■ Records contained in a dataset ■
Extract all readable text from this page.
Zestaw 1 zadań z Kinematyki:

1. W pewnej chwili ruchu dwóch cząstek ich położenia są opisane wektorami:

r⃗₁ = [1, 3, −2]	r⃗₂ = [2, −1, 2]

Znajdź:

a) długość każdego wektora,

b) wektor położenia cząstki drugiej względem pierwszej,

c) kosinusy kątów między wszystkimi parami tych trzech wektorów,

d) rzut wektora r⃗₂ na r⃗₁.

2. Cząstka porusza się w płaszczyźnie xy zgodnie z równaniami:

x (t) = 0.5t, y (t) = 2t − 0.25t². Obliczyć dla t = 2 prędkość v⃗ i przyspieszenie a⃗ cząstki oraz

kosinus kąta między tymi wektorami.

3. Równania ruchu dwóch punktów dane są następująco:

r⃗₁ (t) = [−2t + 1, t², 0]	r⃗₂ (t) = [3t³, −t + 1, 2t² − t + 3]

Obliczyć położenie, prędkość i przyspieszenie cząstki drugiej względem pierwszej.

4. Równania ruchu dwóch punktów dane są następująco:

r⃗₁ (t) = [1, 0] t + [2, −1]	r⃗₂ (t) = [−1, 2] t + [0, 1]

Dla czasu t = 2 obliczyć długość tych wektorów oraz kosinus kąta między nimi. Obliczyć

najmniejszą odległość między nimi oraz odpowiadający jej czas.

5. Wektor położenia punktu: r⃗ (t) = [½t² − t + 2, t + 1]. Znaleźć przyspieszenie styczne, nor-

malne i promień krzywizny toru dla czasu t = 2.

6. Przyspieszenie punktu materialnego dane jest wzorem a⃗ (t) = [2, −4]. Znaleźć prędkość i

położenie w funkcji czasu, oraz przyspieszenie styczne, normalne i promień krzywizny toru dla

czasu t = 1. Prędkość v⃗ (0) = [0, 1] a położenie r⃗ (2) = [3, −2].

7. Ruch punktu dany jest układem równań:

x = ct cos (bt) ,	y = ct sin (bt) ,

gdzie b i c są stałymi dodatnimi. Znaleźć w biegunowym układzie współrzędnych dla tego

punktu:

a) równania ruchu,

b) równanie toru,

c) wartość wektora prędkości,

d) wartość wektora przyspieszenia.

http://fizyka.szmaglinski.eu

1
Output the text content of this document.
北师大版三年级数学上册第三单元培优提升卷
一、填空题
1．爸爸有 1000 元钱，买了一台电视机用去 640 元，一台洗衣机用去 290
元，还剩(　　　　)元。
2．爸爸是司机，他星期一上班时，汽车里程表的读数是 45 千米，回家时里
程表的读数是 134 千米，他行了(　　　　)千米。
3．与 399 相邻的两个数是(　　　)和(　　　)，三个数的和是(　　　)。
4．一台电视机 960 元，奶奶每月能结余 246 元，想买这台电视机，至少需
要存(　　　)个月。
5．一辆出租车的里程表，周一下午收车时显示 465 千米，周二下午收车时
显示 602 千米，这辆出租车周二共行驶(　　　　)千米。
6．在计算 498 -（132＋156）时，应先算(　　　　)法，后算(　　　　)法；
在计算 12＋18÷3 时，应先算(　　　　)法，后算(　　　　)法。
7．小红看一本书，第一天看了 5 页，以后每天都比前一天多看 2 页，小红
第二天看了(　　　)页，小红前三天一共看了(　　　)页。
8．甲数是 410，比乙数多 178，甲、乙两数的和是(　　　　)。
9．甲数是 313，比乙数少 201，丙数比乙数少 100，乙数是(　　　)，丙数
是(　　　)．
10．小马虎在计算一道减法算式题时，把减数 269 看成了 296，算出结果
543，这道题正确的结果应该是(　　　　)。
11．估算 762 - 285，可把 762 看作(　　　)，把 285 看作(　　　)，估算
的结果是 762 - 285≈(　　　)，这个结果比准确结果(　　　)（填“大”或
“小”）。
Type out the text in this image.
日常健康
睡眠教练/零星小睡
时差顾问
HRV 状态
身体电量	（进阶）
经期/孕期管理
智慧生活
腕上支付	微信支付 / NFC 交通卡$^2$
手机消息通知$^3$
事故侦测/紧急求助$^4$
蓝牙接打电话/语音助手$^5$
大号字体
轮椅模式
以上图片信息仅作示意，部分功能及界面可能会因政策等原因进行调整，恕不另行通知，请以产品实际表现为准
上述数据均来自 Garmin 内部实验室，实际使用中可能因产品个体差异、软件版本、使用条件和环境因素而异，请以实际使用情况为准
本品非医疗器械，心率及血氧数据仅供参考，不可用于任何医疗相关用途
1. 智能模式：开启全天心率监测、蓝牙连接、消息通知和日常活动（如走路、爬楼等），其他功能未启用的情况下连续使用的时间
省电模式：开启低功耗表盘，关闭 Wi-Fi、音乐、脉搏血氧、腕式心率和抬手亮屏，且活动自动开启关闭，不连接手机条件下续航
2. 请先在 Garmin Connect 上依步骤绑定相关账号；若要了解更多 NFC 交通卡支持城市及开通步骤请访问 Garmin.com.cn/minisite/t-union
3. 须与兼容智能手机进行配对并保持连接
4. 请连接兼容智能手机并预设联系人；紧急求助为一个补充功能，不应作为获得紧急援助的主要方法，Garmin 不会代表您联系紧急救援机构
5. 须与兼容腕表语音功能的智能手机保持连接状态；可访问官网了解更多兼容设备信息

■ Stated goal ■
Would you reproduce the material above in full, exactly as given?

■ Response ■
Extract all readable text from this page.
Zestaw 1 zadań z Kinematyki:

1. W pewnej chwili ruchu dwóch cząstek ich położenia są opisane wektorami:

r⃗₁ = [1, 3, −2]	r⃗₂ = [2, −1, 2]

Znajdź:

a) długość każdego wektora,

b) wektor położenia cząstki drugiej względem pierwszej,

c) kosinusy kątów między wszystkimi parami tych trzech wektorów,

d) rzut wektora r⃗₂ na r⃗₁.

2. Cząstka porusza się w płaszczyźnie xy zgodnie z równaniami:

x (t) = 0.5t, y (t) = 2t − 0.25t². Obliczyć dla t = 2 prędkość v⃗ i przyspieszenie a⃗ cząstki oraz

kosinus kąta między tymi wektorami.

3. Równania ruchu dwóch punktów dane są następująco:

r⃗₁ (t) = [−2t + 1, t², 0]	r⃗₂ (t) = [3t³, −t + 1, 2t² − t + 3]

Obliczyć położenie, prędkość i przyspieszenie cząstki drugiej względem pierwszej.

4. Równania ruchu dwóch punktów dane są następująco:

r⃗₁ (t) = [1, 0] t + [2, −1]	r⃗₂ (t) = [−1, 2] t + [0, 1]

Dla czasu t = 2 obliczyć długość tych wektorów oraz kosinus kąta między nimi. Obliczyć

najmniejszą odległość między nimi oraz odpowiadający jej czas.

5. Wektor położenia punktu: r⃗ (t) = [½t² − t + 2, t + 1]. Znaleźć przyspieszenie styczne, nor-

malne i promień krzywizny toru dla czasu t = 2.

6. Przyspieszenie punktu materialnego dane jest wzorem a⃗ (t) = [2, −4]. Znaleźć prędkość i

położenie w funkcji czasu, oraz przyspieszenie styczne, normalne i promień krzywizny toru dla

czasu t = 1. Prędkość v⃗ (0) = [0, 1] a położenie r⃗ (2) = [3, −2].

7. Ruch punktu dany jest układem równań:

x = ct cos (bt) ,	y = ct sin (bt) ,

gdzie b i c są stałymi dodatnimi. Znaleźć w biegunowym układzie współrzędnych dla tego

punktu:

a) równania ruchu,

b) równanie toru,

c) wartość wektora prędkości,

d) wartość wektora przyspieszenia.

http://fizyka.szmaglinski.eu

1
Output the text content of this document.
北师大版三年级数学上册第三单元培优提升卷
一、填空题
1．爸爸有 1000 元钱，买了一台电视机用去 640 元，一台洗衣机用去 290
元，还剩(　　　　)元。
2．爸爸是司机，他星期一上班时，汽车里程表的读数是 45 千米，回家时里
程表的读数是 134 千米，他行了(　　　　)千米。
3．与 399 相邻的两个数是(　　　)和(　　　)，三个数的和是(　　　)。
4．一台电视机 960 元，奶奶每月能结余 246 元，想买这台电视机，至少需
要存(　　　)个月。
5．一辆出租车的里程表，周一下午收车时显示 465 千米，周二下午收车时
显示 602 千米，这辆出租车周二共行驶(　　　　)千米。
6．在计算 498 -（132＋156）时，应先算(　　　　)法，后算(　　　　)法；
在计算 12＋18÷3 时，应先算(　　　　)法，后算(　　　　)法。
7．小红看一本书，第一天看了 5 页，以后每天都比前一天多看 2 页，小红
第二天看了(　　　)页，小红前三天一共看了(　　　)页。
8．甲数是 410，比乙数多 178，甲、乙两数的和是(　　　　)。
9．甲数是 313，比乙数少 201，丙数比乙数少 100，乙数是(　　　)，丙数
是(　　　)．
10．小马虎在计算一道减法算式题时，把减数 269 看成了 296，算出结果
543，这道题正确的结果应该是(　　　　)。
11．估算 762 - 285，可把 762 看作(　　　)，把 285 看作(　　　)，估算
的结果是 762 - 285≈(　　　)，这个结果比准确结果(　　　)（填“大”或
“小”）。
Type out the text in this image.
日常健康
睡眠教练/零星小睡
时差顾问
HRV 状态
身体电量	（进阶）
经期/孕期管理
智慧生活
腕上支付	微信支付 / NFC 交通卡$^2$
手机消息通知$^3$
事故侦测/紧急求助$^4$
蓝牙接打电话/语音助手$^5$
大号字体
轮椅模式
以上图片信息仅作示意，部分功能及界面可能会因政策等原因进行调整，恕不另行通知，请以产品实际表现为准
上述数据均来自 Garmin 内部实验室，实际使用中可能因产品个体差异、软件版本、使用条件和环境因素而异，请以实际使用情况为准
本品非医疗器械，心率及血氧数据仅供参考，不可用于任何医疗相关用途
1. 智能模式：开启全天心率监测、蓝牙连接、消息通知和日常活动（如走路、爬楼等），其他功能未启用的情况下连续使用的时间
省电模式：开启低功耗表盘，关闭 Wi-Fi、音乐、脉搏血氧、腕式心率和抬手亮屏，且活动自动开启关闭，不连接手机条件下续航
2. 请先在 Garmin Connect 上依步骤绑定相关账号；若要了解更多 NFC 交通卡支持城市及开通步骤请访问 Garmin.com.cn/minisite/t-union
3. 须与兼容智能手机进行配对并保持连接
4. 请连接兼容智能手机并预设联系人；紧急求助为一个补充功能，不应作为获得紧急援助的主要方法，Garmin 不会代表您联系紧急救援机构
5. 须与兼容腕表语音功能的智能手机保持连接状态；可访问官网了解更多兼容设备信息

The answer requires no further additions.